## Exercise instructions
Below are some entries. Output each one exactly as it appears.

## Provided information
::::

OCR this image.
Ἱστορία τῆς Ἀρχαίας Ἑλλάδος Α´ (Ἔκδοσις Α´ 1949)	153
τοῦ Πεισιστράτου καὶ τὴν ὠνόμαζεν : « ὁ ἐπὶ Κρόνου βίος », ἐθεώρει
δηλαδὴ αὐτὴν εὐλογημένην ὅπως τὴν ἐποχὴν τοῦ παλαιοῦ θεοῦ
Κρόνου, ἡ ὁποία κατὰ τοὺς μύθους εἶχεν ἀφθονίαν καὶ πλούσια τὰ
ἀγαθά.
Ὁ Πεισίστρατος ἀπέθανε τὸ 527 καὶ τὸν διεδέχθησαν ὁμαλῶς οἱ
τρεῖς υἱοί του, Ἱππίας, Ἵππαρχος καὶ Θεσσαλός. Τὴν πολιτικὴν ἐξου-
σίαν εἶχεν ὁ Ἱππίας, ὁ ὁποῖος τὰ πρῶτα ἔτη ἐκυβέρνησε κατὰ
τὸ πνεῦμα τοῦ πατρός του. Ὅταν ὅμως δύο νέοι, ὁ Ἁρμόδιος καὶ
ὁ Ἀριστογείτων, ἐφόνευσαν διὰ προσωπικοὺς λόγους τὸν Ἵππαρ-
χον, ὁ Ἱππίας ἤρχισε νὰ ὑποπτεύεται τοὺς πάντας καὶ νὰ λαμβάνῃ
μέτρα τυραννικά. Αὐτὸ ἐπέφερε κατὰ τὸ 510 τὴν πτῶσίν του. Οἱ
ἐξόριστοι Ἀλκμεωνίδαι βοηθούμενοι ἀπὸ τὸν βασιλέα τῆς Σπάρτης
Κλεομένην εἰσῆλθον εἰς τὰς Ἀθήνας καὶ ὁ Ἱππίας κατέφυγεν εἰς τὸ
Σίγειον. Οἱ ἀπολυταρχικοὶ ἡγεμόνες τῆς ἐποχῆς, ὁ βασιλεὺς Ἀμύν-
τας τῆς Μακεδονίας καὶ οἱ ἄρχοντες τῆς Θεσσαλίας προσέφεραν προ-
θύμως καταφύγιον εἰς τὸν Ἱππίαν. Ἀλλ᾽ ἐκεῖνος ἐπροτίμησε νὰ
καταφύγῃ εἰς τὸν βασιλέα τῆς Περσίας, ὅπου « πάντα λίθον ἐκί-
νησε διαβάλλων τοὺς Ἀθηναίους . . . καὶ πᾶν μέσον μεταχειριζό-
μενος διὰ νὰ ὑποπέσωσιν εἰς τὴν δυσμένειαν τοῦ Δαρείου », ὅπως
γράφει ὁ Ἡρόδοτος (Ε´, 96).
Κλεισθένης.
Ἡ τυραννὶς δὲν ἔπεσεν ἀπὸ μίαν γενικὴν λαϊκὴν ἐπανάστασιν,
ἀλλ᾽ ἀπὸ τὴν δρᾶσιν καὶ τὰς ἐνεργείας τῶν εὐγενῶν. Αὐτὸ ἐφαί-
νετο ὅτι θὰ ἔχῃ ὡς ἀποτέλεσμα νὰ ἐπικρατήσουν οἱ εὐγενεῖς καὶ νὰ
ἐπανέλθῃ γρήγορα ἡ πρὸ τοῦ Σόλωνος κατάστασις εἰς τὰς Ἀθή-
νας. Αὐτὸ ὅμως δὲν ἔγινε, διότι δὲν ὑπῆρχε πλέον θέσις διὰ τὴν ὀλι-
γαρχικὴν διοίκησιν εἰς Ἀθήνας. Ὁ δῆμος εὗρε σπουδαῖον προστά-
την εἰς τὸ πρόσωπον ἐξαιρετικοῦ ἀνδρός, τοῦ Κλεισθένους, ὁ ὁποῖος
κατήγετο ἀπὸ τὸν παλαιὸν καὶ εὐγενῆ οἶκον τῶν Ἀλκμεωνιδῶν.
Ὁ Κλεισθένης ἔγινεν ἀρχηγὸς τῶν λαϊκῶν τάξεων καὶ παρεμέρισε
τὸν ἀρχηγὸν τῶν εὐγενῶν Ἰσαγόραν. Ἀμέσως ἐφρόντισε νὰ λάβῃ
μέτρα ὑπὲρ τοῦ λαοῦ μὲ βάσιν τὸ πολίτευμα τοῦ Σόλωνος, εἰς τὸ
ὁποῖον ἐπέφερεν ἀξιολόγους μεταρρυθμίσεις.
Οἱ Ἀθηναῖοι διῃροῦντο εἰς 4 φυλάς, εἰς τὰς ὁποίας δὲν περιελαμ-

::::

## Completed exercise
OCR this image.
Ἱστορία τῆς Ἀρχαίας Ἑλλάδος Α´ (Ἔκδοσις Α´ 1949)	153
τοῦ Πεισιστράτου καὶ τὴν ὠνόμαζεν : « ὁ ἐπὶ Κρόνου βίος », ἐθεώρει
δηλαδὴ αὐτὴν εὐλογημένην ὅπως τὴν ἐποχὴν τοῦ παλαιοῦ θεοῦ
Κρόνου, ἡ ὁποία κατὰ τοὺς μύθους εἶχεν ἀφθονίαν καὶ πλούσια τὰ
ἀγαθά.
Ὁ Πεισίστρατος ἀπέθανε τὸ 527 καὶ τὸν διεδέχθησαν ὁμαλῶς οἱ
τρεῖς υἱοί του, Ἱππίας, Ἵππαρχος καὶ Θεσσαλός. Τὴν πολιτικὴν ἐξου-
σίαν εἶχεν ὁ Ἱππίας, ὁ ὁποῖος τὰ πρῶτα ἔτη ἐκυβέρνησε κατὰ
τὸ πνεῦμα τοῦ πατρός του. Ὅταν ὅμως δύο νέοι, ὁ Ἁρμόδιος καὶ
ὁ Ἀριστογείτων, ἐφόνευσαν διὰ προσωπικοὺς λόγους τὸν Ἵππαρ-
χον, ὁ Ἱππίας ἤρχισε νὰ ὑποπτεύεται τοὺς πάντας καὶ νὰ λαμβάνῃ
μέτρα τυραννικά. Αὐτὸ ἐπέφερε κατὰ τὸ 510 τὴν πτῶσίν του. Οἱ
ἐξόριστοι Ἀλκμεωνίδαι βοηθούμενοι ἀπὸ τὸν βασιλέα τῆς Σπάρτης
Κλεομένην εἰσῆλθον εἰς τὰς Ἀθήνας καὶ ὁ Ἱππίας κατέφυγεν εἰς τὸ
Σίγειον. Οἱ ἀπολυταρχικοὶ ἡγεμόνες τῆς ἐποχῆς, ὁ βασιλεὺς Ἀμύν-
τας τῆς Μακεδονίας καὶ οἱ ἄρχοντες τῆς Θεσσαλίας προσέφεραν προ-
θύμως καταφύγιον εἰς τὸν Ἱππίαν. Ἀλλ᾽ ἐκεῖνος ἐπροτίμησε νὰ
καταφύγῃ εἰς τὸν βασιλέα τῆς Περσίας, ὅπου « πάντα λίθον ἐκί-
νησε διαβάλλων τοὺς Ἀθηναίους . . . καὶ πᾶν μέσον μεταχειριζό-
μενος διὰ νὰ ὑποπέσωσιν εἰς τὴν δυσμένειαν τοῦ Δαρείου », ὅπως
γράφει ὁ Ἡρόδοτος (Ε´, 96).
Κλεισθένης.
Ἡ τυραννὶς δὲν ἔπεσεν ἀπὸ μίαν γενικὴν λαϊκὴν ἐπανάστασιν,
ἀλλ᾽ ἀπὸ τὴν δρᾶσιν καὶ τὰς ἐνεργείας τῶν εὐγενῶν. Αὐτὸ ἐφαί-
νετο ὅτι θὰ ἔχῃ ὡς ἀποτέλεσμα νὰ ἐπικρατήσουν οἱ εὐγενεῖς καὶ νὰ
ἐπανέλθῃ γρήγορα ἡ πρὸ τοῦ Σόλωνος κατάστασις εἰς τὰς Ἀθή-
νας. Αὐτὸ ὅμως δὲν ἔγινε, διότι δὲν ὑπῆρχε πλέον θέσις διὰ τὴν ὀλι-
γαρχικὴν διοίκησιν εἰς Ἀθήνας. Ὁ δῆμος εὗρε σπουδαῖον προστά-
την εἰς τὸ πρόσωπον ἐξαιρετικοῦ ἀνδρός, τοῦ Κλεισθένους, ὁ ὁποῖος
κατήγετο ἀπὸ τὸν παλαιὸν καὶ εὐγενῆ οἶκον τῶν Ἀλκμεωνιδῶν.
Ὁ Κλεισθένης ἔγινεν ἀρχηγὸς τῶν λαϊκῶν τάξεων καὶ παρεμέρισε
τὸν ἀρχηγὸν τῶν εὐγενῶν Ἰσαγόραν. Ἀμέσως ἐφρόντισε νὰ λάβῃ
μέτρα ὑπὲρ τοῦ λαοῦ μὲ βάσιν τὸ πολίτευμα τοῦ Σόλωνος, εἰς τὸ
ὁποῖον ἐπέφερεν ἀξιολόγους μεταρρυθμίσεις.
Οἱ Ἀθηναῖοι διῃροῦντο εἰς 4 φυλάς, εἰς τὰς ὁποίας δὲν περιελαμ-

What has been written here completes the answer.